To do >> Records follow. Pull out every line that contains "name".

Figure dataset records:
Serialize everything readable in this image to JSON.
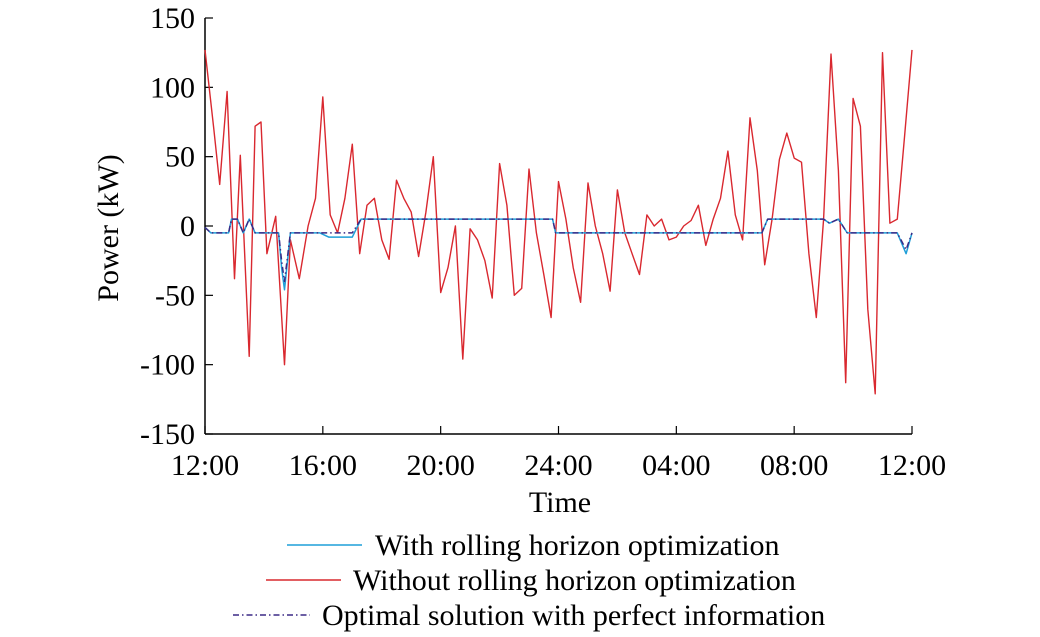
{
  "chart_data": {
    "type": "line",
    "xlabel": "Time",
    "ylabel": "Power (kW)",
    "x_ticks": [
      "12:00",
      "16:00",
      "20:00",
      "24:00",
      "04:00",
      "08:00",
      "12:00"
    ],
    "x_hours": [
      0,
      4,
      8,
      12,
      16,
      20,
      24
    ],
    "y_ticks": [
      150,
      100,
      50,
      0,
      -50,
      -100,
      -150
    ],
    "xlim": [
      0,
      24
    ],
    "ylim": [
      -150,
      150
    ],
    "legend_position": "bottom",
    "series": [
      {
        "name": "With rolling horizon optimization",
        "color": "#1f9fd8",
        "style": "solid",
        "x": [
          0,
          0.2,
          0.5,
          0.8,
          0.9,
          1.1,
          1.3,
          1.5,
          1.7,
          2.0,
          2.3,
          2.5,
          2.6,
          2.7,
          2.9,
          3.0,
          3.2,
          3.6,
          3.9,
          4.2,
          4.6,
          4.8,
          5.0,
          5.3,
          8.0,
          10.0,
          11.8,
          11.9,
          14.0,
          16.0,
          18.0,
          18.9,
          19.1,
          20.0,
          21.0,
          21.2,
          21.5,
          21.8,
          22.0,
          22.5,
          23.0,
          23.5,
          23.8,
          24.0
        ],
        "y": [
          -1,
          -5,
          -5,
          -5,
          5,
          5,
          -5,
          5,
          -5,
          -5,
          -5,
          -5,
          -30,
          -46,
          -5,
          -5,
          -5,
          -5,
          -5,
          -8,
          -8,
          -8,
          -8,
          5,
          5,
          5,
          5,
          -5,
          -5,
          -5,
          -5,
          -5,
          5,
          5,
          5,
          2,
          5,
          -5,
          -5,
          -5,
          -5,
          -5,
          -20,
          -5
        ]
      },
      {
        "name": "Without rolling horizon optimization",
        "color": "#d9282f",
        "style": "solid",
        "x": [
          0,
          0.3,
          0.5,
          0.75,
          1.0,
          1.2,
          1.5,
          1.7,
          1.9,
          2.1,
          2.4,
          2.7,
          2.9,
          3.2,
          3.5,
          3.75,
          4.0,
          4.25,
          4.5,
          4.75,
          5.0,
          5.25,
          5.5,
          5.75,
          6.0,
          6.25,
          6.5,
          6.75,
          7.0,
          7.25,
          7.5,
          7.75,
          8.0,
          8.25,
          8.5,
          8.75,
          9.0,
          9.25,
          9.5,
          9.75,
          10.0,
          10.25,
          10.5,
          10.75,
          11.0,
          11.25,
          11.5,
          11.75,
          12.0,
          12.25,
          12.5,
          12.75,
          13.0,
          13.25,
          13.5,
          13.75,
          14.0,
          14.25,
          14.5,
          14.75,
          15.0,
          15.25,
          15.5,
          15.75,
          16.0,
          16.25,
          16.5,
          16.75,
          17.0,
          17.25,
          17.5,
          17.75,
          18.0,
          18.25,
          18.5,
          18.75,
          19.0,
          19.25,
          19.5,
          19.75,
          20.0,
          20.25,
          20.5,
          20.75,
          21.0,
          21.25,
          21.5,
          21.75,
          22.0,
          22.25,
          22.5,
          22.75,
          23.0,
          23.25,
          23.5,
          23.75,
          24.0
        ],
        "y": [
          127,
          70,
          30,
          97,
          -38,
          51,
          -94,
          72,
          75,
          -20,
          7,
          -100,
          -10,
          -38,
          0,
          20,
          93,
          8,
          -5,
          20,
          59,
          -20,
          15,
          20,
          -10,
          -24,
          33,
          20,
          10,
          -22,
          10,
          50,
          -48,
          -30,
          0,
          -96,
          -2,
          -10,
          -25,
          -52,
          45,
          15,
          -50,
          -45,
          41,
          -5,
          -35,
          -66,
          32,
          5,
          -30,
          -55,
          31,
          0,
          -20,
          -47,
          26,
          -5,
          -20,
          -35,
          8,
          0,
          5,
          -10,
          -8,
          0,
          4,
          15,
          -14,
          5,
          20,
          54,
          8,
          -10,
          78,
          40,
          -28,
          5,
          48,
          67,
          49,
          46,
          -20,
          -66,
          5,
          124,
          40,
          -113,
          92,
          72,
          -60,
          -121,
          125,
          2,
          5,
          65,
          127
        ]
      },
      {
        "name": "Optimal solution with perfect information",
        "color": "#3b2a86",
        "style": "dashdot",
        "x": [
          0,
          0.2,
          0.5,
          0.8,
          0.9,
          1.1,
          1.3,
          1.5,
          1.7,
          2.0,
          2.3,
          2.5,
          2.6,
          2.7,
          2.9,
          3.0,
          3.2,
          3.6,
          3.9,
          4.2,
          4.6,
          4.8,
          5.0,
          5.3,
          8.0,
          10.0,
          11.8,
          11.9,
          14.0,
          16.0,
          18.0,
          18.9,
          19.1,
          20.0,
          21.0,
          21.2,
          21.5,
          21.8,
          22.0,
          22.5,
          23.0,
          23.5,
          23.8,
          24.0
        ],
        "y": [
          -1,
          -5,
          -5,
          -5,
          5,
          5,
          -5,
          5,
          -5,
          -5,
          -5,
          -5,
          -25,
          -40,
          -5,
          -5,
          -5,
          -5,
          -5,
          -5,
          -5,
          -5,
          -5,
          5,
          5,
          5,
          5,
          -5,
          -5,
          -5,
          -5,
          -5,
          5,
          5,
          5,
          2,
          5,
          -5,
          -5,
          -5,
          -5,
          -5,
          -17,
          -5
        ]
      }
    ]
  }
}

Output of the exercise >>
        "name": "With rolling horizon optimization",
        "name": "Without rolling horizon optimization",
        "name": "Optimal solution with perfect information",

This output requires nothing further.